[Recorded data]
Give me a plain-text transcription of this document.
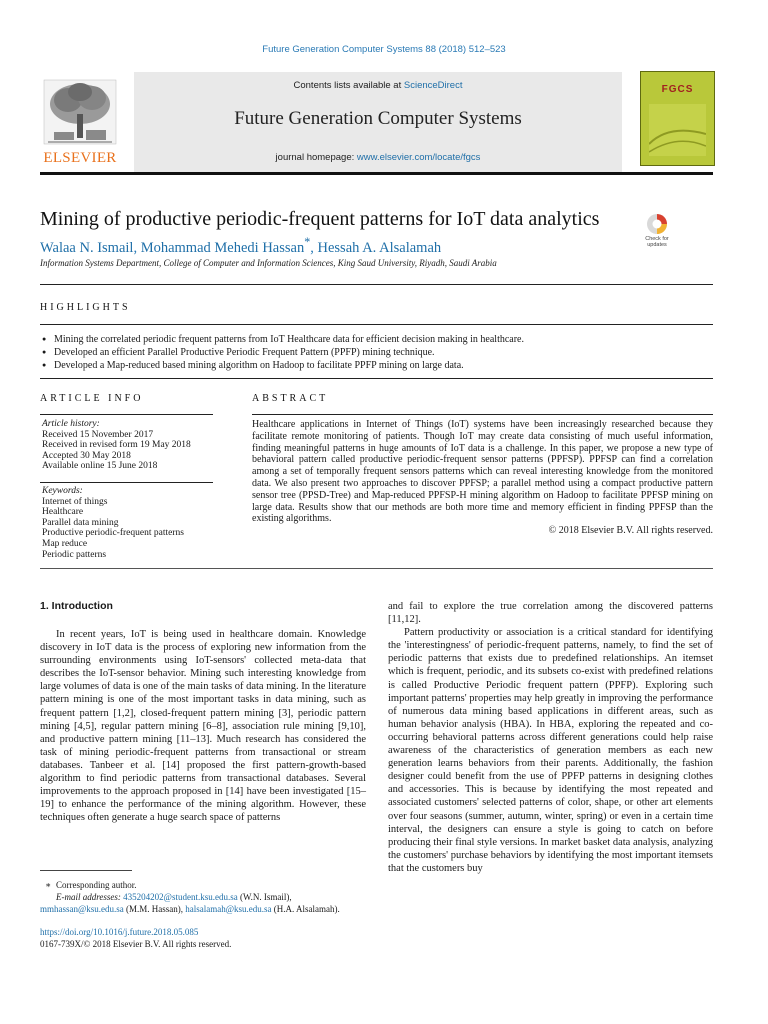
Future Generation Computer Systems 88 (2018) 512–523
ELSEVIER
Contents lists available at ScienceDirect
Future Generation Computer Systems
journal homepage: www.elsevier.com/locate/fgcs
FGCS
Mining of productive periodic-frequent patterns for IoT data analytics
Walaa N. Ismail, Mohammad Mehedi Hassan*, Hessah A. Alsalamah
Information Systems Department, College of Computer and Information Sciences, King Saud University, Riyadh, Saudi Arabia
Check for updates
HIGHLIGHTS
● Mining the correlated periodic frequent patterns from IoT Healthcare data for efficient decision making in healthcare.
● Developed an efficient Parallel Productive Periodic Frequent Pattern (PPFP) mining technique.
● Developed a Map-reduced based mining algorithm on Hadoop to facilitate PPFP mining on large data.
ARTICLE INFO
Article history:
Received 15 November 2017
Received in revised form 19 May 2018
Accepted 30 May 2018
Available online 15 June 2018
Keywords:
Internet of things
Healthcare
Parallel data mining
Productive periodic-frequent patterns
Map reduce
Periodic patterns
ABSTRACT
Healthcare applications in Internet of Things (IoT) systems have been increasingly researched because they facilitate remote monitoring of patients. Though IoT may create data consisting of much useful information, finding meaningful patterns in huge amounts of IoT data is a challenge. In this paper, we propose a new type of behavioral pattern called productive periodic-frequent sensor patterns (PPFSP). PPFSP can find a correlation among a set of temporally frequent sensors patterns which can reveal interesting knowledge from the monitored data. We also present two approaches to discover PPFSP; a parallel method using a compact productive pattern sensor tree (PPSD-Tree) and Map-reduced PPFSP-H mining algorithm on Hadoop to facilitate PPFSP mining on large data. Results show that our methods are both more time and memory efficient in finding PPFSP than the existing algorithms.
© 2018 Elsevier B.V. All rights reserved.
1. Introduction

In recent years, IoT is being used in healthcare domain. Knowledge discovery in IoT data is the process of exploring new information from the surrounding environments using IoT-sensors' collected meta-data that describes the IoT-sensor behavior. Mining such interesting knowledge from large volumes of data is one of the main tasks of data mining. In the literature pattern mining is one of the most important tasks in data mining, such as frequent pattern [1,2], closed-frequent pattern mining [3], periodic pattern mining [4,5], regular pattern mining [6–8], association rule mining [9,10], and productive pattern mining [11–13]. Much research has considered the task of mining periodic-frequent patterns from transactional or stream databases. Tanbeer et al. [14] proposed the first pattern-growth-based algorithm to find periodic patterns from transactional databases. Several improvements to the approach proposed in [14] have been investigated [15–19] to enhance the performance of the mining algorithm. However, these techniques often generate a huge search space of patterns

and fail to explore the true correlation among the discovered patterns [11,12].

Pattern productivity or association is a critical standard for identifying the 'interestingness' of periodic-frequent patterns, namely, to find the set of periodic patterns that exists due to predefined relationships. An itemset which is frequent, periodic, and its subsets co-exist with predefined relations is called Productive Periodic frequent pattern (PPFP). Exploring such important patterns' properties may help greatly in improving the performance of numerous data mining based applications in different areas, such as human behavior analysis (HBA). In HBA, exploring the repeated and co-occurring behavioral patterns across different generations could help raise awareness of the characteristics of generation members as each new generation learns behaviors from their parents. Additionally, the fashion designer could benefit from the use of PPFP patterns in designing clothes and accessories. This is because by identifying the most repeated and associated customers' selected patterns of color, shape, or other art elements over four seasons (summer, autumn, winter, spring) or even in a certain time interval, the designers can ensure a style is going to catch on before producing their final style versions. In market basket data analysis, analyzing the customers' purchase behaviors by identifying the most important itemsets that the customers buy

∗ Corresponding author.
E-mail addresses: 435204202@student.ksu.edu.sa (W.N. Ismail),
mmhassan@ksu.edu.sa (M.M. Hassan), halsalamah@ksu.edu.sa (H.A. Alsalamah).
https://doi.org/10.1016/j.future.2018.05.085
0167-739X/© 2018 Elsevier B.V. All rights reserved.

GOAL OF THE EXERCISE:
Excluding the pictures, transcribe each entry above word for word.

COMPLETED TASK:
Give me a plain-text transcription of this document.
Future Generation Computer Systems 88 (2018) 512–523
ELSEVIER
Contents lists available at ScienceDirect
Future Generation Computer Systems
journal homepage: www.elsevier.com/locate/fgcs
FGCS
Mining of productive periodic-frequent patterns for IoT data analytics
Walaa N. Ismail, Mohammad Mehedi Hassan*, Hessah A. Alsalamah
Information Systems Department, College of Computer and Information Sciences, King Saud University, Riyadh, Saudi Arabia
Check for updates
HIGHLIGHTS
● Mining the correlated periodic frequent patterns from IoT Healthcare data for efficient decision making in healthcare.
● Developed an efficient Parallel Productive Periodic Frequent Pattern (PPFP) mining technique.
● Developed a Map-reduced based mining algorithm on Hadoop to facilitate PPFP mining on large data.
ARTICLE INFO
Article history:
Received 15 November 2017
Received in revised form 19 May 2018
Accepted 30 May 2018
Available online 15 June 2018
Keywords:
Internet of things
Healthcare
Parallel data mining
Productive periodic-frequent patterns
Map reduce
Periodic patterns
ABSTRACT
Healthcare applications in Internet of Things (IoT) systems have been increasingly researched because they facilitate remote monitoring of patients. Though IoT may create data consisting of much useful information, finding meaningful patterns in huge amounts of IoT data is a challenge. In this paper, we propose a new type of behavioral pattern called productive periodic-frequent sensor patterns (PPFSP). PPFSP can find a correlation among a set of temporally frequent sensors patterns which can reveal interesting knowledge from the monitored data. We also present two approaches to discover PPFSP; a parallel method using a compact productive pattern sensor tree (PPSD-Tree) and Map-reduced PPFSP-H mining algorithm on Hadoop to facilitate PPFSP mining on large data. Results show that our methods are both more time and memory efficient in finding PPFSP than the existing algorithms.
© 2018 Elsevier B.V. All rights reserved.
1. Introduction

In recent years, IoT is being used in healthcare domain. Knowledge discovery in IoT data is the process of exploring new information from the surrounding environments using IoT-sensors' collected meta-data that describes the IoT-sensor behavior. Mining such interesting knowledge from large volumes of data is one of the main tasks of data mining. In the literature pattern mining is one of the most important tasks in data mining, such as frequent pattern [1,2], closed-frequent pattern mining [3], periodic pattern mining [4,5], regular pattern mining [6–8], association rule mining [9,10], and productive pattern mining [11–13]. Much research has considered the task of mining periodic-frequent patterns from transactional or stream databases. Tanbeer et al. [14] proposed the first pattern-growth-based algorithm to find periodic patterns from transactional databases. Several improvements to the approach proposed in [14] have been investigated [15–19] to enhance the performance of the mining algorithm. However, these techniques often generate a huge search space of patterns

and fail to explore the true correlation among the discovered patterns [11,12].

Pattern productivity or association is a critical standard for identifying the 'interestingness' of periodic-frequent patterns, namely, to find the set of periodic patterns that exists due to predefined relationships. An itemset which is frequent, periodic, and its subsets co-exist with predefined relations is called Productive Periodic frequent pattern (PPFP). Exploring such important patterns' properties may help greatly in improving the performance of numerous data mining based applications in different areas, such as human behavior analysis (HBA). In HBA, exploring the repeated and co-occurring behavioral patterns across different generations could help raise awareness of the characteristics of generation members as each new generation learns behaviors from their parents. Additionally, the fashion designer could benefit from the use of PPFP patterns in designing clothes and accessories. This is because by identifying the most repeated and associated customers' selected patterns of color, shape, or other art elements over four seasons (summer, autumn, winter, spring) or even in a certain time interval, the designers can ensure a style is going to catch on before producing their final style versions. In market basket data analysis, analyzing the customers' purchase behaviors by identifying the most important itemsets that the customers buy

∗ Corresponding author.
E-mail addresses: 435204202@student.ksu.edu.sa (W.N. Ismail),
mmhassan@ksu.edu.sa (M.M. Hassan), halsalamah@ksu.edu.sa (H.A. Alsalamah).
https://doi.org/10.1016/j.future.2018.05.085
0167-739X/© 2018 Elsevier B.V. All rights reserved.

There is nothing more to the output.